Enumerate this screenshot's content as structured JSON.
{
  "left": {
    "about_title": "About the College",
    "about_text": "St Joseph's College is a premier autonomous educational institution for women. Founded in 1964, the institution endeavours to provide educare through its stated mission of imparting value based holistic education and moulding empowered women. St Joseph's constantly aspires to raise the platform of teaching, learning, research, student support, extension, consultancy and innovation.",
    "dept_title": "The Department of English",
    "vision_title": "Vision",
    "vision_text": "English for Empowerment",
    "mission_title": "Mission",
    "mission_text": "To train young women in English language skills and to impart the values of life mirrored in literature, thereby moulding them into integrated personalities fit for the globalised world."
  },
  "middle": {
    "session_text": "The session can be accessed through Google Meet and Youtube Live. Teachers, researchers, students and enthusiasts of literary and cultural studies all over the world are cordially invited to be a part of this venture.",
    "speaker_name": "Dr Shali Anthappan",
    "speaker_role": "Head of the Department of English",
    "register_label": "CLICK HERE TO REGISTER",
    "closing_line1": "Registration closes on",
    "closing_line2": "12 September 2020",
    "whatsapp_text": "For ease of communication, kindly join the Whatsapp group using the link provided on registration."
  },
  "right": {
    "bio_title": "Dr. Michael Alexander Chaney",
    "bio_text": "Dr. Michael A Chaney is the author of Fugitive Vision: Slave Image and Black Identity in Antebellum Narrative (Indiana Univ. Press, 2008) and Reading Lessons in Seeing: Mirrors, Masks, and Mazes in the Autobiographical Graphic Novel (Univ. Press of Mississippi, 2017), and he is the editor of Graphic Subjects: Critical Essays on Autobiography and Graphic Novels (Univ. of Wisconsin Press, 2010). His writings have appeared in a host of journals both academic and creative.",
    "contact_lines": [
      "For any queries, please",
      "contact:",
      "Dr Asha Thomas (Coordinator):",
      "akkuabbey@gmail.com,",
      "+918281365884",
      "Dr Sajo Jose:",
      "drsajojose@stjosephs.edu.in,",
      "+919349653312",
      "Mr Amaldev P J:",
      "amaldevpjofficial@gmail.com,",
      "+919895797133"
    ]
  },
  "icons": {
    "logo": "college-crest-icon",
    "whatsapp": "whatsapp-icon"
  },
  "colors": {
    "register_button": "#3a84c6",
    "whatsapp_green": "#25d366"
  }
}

##############################

### [Directions]
The records above need to be transcribed in full. Keep every character unchanged.

### [Reply]
Enumerate this screenshot's content as structured JSON.
{
  "left": {
    "about_title": "About the College",
    "about_text": "St Joseph's College is a premier autonomous educational institution for women. Founded in 1964, the institution endeavours to provide educare through its stated mission of imparting value based holistic education and moulding empowered women. St Joseph's constantly aspires to raise the platform of teaching, learning, research, student support, extension, consultancy and innovation.",
    "dept_title": "The Department of English",
    "vision_title": "Vision",
    "vision_text": "English for Empowerment",
    "mission_title": "Mission",
    "mission_text": "To train young women in English language skills and to impart the values of life mirrored in literature, thereby moulding them into integrated personalities fit for the globalised world."
  },
  "middle": {
    "session_text": "The session can be accessed through Google Meet and Youtube Live. Teachers, researchers, students and enthusiasts of literary and cultural studies all over the world are cordially invited to be a part of this venture.",
    "speaker_name": "Dr Shali Anthappan",
    "speaker_role": "Head of the Department of English",
    "register_label": "CLICK HERE TO REGISTER",
    "closing_line1": "Registration closes on",
    "closing_line2": "12 September 2020",
    "whatsapp_text": "For ease of communication, kindly join the Whatsapp group using the link provided on registration."
  },
  "right": {
    "bio_title": "Dr. Michael Alexander Chaney",
    "bio_text": "Dr. Michael A Chaney is the author of Fugitive Vision: Slave Image and Black Identity in Antebellum Narrative (Indiana Univ. Press, 2008) and Reading Lessons in Seeing: Mirrors, Masks, and Mazes in the Autobiographical Graphic Novel (Univ. Press of Mississippi, 2017), and he is the editor of Graphic Subjects: Critical Essays on Autobiography and Graphic Novels (Univ. of Wisconsin Press, 2010). His writings have appeared in a host of journals both academic and creative.",
    "contact_lines": [
      "For any queries, please",
      "contact:",
      "Dr Asha Thomas (Coordinator):",
      "akkuabbey@gmail.com,",
      "+918281365884",
      "Dr Sajo Jose:",
      "drsajojose@stjosephs.edu.in,",
      "+919349653312",
      "Mr Amaldev P J:",
      "amaldevpjofficial@gmail.com,",
      "+919895797133"
    ]
  },
  "icons": {
    "logo": "college-crest-icon",
    "whatsapp": "whatsapp-icon"
  },
  "colors": {
    "register_button": "#3a84c6",
    "whatsapp_green": "#25d366"
  }
}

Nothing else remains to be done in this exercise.